### Task statement
Retype every entry exactly, character for character.

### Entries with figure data
begin

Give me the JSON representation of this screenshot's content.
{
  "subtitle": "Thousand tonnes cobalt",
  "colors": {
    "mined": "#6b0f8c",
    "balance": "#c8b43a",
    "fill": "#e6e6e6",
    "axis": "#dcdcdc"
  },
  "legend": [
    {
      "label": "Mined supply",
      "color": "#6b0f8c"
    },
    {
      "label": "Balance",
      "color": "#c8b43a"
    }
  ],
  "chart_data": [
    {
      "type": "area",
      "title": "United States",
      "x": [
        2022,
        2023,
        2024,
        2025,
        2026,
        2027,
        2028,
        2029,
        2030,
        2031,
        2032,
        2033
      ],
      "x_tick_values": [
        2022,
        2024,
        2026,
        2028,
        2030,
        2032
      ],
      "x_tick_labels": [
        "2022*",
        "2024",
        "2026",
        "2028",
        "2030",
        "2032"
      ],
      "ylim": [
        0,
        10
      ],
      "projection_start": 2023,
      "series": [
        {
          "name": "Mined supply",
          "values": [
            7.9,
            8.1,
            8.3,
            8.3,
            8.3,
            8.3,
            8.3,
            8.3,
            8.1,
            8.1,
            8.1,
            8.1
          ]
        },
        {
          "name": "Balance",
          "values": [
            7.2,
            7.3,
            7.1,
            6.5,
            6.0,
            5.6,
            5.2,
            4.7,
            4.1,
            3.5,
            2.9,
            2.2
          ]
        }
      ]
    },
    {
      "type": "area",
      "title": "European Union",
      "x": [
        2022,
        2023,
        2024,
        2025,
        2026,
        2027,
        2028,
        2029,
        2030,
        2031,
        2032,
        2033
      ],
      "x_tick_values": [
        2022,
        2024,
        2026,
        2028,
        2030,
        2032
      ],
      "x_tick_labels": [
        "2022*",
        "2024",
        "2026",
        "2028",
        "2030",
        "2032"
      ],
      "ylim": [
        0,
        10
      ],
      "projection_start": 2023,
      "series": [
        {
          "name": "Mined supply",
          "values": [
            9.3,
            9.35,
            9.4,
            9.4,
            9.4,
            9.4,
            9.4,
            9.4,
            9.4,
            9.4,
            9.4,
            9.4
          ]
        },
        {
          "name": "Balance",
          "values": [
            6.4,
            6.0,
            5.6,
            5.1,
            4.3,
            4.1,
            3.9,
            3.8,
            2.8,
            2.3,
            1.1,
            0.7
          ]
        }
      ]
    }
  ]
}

end

### Task solution
Give me the JSON representation of this screenshot's content.
{
  "subtitle": "Thousand tonnes cobalt",
  "colors": {
    "mined": "#6b0f8c",
    "balance": "#c8b43a",
    "fill": "#e6e6e6",
    "axis": "#dcdcdc"
  },
  "legend": [
    {
      "label": "Mined supply",
      "color": "#6b0f8c"
    },
    {
      "label": "Balance",
      "color": "#c8b43a"
    }
  ],
  "chart_data": [
    {
      "type": "area",
      "title": "United States",
      "x": [
        2022,
        2023,
        2024,
        2025,
        2026,
        2027,
        2028,
        2029,
        2030,
        2031,
        2032,
        2033
      ],
      "x_tick_values": [
        2022,
        2024,
        2026,
        2028,
        2030,
        2032
      ],
      "x_tick_labels": [
        "2022*",
        "2024",
        "2026",
        "2028",
        "2030",
        "2032"
      ],
      "ylim": [
        0,
        10
      ],
      "projection_start": 2023,
      "series": [
        {
          "name": "Mined supply",
          "values": [
            7.9,
            8.1,
            8.3,
            8.3,
            8.3,
            8.3,
            8.3,
            8.3,
            8.1,
            8.1,
            8.1,
            8.1
          ]
        },
        {
          "name": "Balance",
          "values": [
            7.2,
            7.3,
            7.1,
            6.5,
            6.0,
            5.6,
            5.2,
            4.7,
            4.1,
            3.5,
            2.9,
            2.2
          ]
        }
      ]
    },
    {
      "type": "area",
      "title": "European Union",
      "x": [
        2022,
        2023,
        2024,
        2025,
        2026,
        2027,
        2028,
        2029,
        2030,
        2031,
        2032,
        2033
      ],
      "x_tick_values": [
        2022,
        2024,
        2026,
        2028,
        2030,
        2032
      ],
      "x_tick_labels": [
        "2022*",
        "2024",
        "2026",
        "2028",
        "2030",
        "2032"
      ],
      "ylim": [
        0,
        10
      ],
      "projection_start": 2023,
      "series": [
        {
          "name": "Mined supply",
          "values": [
            9.3,
            9.35,
            9.4,
            9.4,
            9.4,
            9.4,
            9.4,
            9.4,
            9.4,
            9.4,
            9.4,
            9.4
          ]
        },
        {
          "name": "Balance",
          "values": [
            6.4,
            6.0,
            5.6,
            5.1,
            4.3,
            4.1,
            3.9,
            3.8,
            2.8,
            2.3,
            1.1,
            0.7
          ]
        }
      ]
    }
  ]
}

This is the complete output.